Copy whichever lines contain the string "color".
########
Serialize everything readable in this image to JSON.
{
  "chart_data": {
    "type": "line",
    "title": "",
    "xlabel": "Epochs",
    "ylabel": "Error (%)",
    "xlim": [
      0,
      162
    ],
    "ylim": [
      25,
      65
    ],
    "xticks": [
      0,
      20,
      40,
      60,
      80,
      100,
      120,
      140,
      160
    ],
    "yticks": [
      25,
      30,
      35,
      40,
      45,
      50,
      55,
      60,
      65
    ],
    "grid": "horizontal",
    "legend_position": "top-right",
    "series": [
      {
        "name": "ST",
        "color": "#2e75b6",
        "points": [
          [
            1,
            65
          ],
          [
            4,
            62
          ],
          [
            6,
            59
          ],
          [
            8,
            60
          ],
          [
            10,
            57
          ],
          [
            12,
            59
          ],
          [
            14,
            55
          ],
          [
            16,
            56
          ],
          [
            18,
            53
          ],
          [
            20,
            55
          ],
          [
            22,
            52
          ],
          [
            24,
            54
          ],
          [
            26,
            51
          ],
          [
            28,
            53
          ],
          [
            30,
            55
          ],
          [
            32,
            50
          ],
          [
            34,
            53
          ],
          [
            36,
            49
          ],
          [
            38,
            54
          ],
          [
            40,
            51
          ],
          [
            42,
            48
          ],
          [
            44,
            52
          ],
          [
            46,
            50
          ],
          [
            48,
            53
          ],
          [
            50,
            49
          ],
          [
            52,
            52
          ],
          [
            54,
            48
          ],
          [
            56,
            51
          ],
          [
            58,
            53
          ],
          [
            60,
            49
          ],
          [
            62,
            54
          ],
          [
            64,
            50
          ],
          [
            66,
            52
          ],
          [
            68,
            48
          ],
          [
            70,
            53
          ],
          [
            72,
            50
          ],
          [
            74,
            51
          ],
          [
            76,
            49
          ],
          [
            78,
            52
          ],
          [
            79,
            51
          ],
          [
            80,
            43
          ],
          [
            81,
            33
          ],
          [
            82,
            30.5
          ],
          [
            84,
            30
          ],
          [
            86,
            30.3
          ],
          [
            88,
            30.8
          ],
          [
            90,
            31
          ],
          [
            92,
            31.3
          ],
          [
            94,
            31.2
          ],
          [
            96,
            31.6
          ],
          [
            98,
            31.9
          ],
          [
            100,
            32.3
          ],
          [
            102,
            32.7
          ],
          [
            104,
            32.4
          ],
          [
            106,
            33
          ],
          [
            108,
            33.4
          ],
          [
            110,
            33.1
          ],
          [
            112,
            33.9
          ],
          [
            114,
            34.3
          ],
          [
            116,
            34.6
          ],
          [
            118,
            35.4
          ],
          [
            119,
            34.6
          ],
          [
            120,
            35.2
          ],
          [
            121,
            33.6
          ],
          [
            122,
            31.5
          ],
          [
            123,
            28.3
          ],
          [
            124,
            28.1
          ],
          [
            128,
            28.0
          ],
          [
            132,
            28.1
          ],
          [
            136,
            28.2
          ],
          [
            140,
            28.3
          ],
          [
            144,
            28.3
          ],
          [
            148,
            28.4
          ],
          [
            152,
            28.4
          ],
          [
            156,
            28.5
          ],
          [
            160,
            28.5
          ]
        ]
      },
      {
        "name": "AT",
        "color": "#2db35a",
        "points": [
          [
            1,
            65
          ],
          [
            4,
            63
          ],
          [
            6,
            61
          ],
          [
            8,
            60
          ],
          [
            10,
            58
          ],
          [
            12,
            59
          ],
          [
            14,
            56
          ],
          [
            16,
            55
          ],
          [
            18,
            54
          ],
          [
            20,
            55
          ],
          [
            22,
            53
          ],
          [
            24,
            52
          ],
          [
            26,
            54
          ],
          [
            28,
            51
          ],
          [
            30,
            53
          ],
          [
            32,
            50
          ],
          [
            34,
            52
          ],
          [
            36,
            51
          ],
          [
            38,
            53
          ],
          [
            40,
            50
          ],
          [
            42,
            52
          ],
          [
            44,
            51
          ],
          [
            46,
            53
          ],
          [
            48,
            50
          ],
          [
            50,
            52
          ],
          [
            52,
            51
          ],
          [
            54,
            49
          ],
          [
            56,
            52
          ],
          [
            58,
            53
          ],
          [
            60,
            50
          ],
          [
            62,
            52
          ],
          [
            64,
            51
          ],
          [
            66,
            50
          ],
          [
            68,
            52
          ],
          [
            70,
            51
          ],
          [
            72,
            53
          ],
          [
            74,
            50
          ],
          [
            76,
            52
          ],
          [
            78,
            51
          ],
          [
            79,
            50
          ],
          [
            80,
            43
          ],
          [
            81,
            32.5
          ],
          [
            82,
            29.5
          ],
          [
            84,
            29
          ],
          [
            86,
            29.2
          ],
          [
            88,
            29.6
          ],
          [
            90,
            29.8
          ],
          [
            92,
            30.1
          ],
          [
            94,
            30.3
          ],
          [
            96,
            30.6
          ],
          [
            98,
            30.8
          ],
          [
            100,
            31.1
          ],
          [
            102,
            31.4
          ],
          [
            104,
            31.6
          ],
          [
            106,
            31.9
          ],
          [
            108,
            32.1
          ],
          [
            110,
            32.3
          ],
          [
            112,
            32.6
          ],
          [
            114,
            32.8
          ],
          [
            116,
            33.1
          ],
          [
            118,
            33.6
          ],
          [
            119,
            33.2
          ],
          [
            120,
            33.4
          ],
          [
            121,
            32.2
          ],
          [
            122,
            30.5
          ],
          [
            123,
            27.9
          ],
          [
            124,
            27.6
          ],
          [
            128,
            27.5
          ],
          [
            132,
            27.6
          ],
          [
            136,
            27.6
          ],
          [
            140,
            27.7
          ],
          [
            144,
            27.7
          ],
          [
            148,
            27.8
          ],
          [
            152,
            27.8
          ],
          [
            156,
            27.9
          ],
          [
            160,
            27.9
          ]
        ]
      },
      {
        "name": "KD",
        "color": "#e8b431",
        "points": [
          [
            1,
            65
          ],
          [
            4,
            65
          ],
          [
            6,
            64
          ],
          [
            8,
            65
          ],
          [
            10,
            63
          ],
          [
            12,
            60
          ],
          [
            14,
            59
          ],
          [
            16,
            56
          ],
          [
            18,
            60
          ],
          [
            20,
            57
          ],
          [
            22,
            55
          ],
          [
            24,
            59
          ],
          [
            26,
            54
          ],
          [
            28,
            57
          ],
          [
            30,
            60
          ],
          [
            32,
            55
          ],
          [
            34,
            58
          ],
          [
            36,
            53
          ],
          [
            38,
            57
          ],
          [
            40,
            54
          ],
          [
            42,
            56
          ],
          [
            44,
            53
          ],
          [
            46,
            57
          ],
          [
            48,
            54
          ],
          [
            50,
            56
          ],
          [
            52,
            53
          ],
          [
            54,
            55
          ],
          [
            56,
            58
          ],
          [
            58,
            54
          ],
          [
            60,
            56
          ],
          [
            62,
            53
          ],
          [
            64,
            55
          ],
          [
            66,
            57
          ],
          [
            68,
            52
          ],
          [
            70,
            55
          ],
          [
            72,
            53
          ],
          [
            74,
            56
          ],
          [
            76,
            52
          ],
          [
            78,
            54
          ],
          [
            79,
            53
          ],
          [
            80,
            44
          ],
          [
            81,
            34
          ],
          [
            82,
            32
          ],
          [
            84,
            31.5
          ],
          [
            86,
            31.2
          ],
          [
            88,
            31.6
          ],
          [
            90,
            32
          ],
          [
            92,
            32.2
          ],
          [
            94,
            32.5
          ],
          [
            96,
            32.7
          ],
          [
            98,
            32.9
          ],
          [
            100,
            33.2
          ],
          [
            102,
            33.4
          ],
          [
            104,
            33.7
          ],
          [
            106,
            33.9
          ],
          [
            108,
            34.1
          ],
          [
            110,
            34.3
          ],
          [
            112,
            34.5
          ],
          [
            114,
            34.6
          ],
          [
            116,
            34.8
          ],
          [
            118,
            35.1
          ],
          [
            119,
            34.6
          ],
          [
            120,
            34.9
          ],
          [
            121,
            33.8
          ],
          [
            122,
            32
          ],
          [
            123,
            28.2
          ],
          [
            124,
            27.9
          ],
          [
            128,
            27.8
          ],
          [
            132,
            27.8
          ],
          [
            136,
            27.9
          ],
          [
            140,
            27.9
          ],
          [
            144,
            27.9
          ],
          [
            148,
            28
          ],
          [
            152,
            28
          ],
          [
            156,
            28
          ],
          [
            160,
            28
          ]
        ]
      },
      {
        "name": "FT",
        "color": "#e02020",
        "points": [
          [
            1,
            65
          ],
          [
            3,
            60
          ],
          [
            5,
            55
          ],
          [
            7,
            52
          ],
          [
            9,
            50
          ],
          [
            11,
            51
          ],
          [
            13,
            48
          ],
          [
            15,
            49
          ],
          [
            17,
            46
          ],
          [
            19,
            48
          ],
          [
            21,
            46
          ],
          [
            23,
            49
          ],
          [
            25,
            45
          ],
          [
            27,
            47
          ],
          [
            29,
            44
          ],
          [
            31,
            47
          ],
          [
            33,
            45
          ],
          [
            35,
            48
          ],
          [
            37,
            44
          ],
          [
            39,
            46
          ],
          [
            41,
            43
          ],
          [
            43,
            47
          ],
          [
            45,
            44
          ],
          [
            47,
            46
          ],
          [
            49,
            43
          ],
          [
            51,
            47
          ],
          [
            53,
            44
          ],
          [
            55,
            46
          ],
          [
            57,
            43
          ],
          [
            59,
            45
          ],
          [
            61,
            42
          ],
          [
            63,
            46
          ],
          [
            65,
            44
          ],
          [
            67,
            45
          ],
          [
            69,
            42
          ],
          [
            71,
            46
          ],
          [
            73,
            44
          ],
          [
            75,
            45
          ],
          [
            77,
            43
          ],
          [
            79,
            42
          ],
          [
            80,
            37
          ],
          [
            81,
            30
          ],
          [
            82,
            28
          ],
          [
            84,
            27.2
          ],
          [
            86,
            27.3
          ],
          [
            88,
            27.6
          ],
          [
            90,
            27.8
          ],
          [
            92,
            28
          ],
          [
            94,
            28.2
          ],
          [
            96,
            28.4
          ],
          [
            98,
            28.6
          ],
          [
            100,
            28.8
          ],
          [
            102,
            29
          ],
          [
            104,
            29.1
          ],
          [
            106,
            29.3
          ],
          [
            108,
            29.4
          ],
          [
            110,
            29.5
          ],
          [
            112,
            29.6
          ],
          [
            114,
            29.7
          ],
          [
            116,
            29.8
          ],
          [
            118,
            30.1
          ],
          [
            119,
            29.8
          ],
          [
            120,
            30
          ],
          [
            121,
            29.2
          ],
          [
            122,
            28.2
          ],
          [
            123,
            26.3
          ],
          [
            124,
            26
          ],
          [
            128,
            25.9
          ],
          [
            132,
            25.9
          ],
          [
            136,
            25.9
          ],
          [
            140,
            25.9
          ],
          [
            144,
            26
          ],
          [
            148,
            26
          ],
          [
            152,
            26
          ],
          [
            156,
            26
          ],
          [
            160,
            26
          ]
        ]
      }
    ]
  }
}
########
◆ Correct answer:
        "color": "#2e75b6",
        "color": "#2db35a",
        "color": "#e8b431",
        "color": "#e02020",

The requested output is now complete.